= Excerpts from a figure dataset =
▼▼▼

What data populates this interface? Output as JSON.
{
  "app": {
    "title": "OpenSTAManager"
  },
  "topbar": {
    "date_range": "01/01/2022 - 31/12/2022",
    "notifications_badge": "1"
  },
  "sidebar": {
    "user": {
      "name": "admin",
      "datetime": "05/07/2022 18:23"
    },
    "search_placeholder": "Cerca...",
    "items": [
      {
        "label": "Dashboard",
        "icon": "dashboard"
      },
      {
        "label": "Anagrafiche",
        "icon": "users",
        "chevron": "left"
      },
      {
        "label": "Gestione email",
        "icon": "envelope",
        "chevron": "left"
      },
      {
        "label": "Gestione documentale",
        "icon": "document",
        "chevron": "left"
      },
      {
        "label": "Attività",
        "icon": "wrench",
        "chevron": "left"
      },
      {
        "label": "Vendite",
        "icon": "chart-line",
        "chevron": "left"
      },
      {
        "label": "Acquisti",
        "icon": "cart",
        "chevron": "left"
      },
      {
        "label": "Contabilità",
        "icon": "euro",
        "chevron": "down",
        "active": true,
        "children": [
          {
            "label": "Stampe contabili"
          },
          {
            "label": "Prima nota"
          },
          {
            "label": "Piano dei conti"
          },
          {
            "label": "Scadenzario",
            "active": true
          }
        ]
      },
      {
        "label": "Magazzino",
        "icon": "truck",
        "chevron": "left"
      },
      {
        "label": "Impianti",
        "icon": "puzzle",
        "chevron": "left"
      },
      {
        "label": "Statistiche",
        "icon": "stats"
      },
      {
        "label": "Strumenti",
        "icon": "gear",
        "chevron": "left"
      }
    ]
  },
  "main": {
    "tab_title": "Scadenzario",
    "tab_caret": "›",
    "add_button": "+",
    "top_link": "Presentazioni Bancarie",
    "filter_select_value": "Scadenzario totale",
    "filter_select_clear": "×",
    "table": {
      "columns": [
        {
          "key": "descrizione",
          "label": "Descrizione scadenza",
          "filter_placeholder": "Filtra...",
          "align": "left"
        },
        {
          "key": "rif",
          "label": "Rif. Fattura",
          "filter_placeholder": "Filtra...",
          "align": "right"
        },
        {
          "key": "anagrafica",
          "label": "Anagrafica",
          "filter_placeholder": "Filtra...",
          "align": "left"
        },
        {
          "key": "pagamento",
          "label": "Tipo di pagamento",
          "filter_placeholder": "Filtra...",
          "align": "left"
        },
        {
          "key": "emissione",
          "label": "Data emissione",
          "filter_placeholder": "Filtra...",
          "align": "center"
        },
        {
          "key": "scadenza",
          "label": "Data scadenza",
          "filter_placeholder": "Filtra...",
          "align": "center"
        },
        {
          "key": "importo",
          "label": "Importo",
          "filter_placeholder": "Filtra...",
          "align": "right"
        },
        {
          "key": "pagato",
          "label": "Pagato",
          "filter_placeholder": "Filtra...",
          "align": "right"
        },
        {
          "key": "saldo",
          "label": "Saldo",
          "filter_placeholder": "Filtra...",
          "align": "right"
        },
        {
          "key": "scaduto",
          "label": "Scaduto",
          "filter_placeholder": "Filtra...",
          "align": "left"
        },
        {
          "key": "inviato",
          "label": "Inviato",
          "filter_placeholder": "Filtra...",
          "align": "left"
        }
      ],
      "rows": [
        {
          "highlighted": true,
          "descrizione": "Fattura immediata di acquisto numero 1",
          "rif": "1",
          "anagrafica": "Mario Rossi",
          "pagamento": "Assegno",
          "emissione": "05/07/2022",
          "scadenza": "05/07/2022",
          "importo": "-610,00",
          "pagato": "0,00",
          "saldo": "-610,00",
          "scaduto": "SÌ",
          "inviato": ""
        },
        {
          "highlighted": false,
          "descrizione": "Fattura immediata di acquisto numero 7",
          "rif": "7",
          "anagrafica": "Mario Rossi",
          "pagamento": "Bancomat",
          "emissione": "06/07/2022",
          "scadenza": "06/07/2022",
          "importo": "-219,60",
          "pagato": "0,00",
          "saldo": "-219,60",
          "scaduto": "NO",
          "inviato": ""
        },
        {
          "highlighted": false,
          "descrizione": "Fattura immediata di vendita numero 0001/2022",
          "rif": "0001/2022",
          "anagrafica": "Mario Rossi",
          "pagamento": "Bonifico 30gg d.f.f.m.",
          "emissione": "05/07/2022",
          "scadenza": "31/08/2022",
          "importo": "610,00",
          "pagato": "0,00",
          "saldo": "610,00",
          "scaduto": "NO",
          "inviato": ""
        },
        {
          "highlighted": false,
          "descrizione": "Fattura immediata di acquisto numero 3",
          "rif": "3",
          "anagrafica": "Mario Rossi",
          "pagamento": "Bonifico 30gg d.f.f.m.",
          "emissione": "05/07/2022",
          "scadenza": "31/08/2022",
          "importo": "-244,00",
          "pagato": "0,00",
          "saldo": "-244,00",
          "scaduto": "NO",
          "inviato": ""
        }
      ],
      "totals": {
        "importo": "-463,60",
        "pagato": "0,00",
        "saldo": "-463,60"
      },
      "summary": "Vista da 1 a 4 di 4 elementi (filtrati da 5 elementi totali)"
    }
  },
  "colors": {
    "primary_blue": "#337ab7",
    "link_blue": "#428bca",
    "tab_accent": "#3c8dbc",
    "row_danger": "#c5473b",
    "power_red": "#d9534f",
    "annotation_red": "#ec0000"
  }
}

▲▲▲

= What you are asked to do =
Search the lines for "Gestione". Copy each line that has it.

= Solved exercise =
        "label": "Gestione email",
        "label": "Gestione documentale",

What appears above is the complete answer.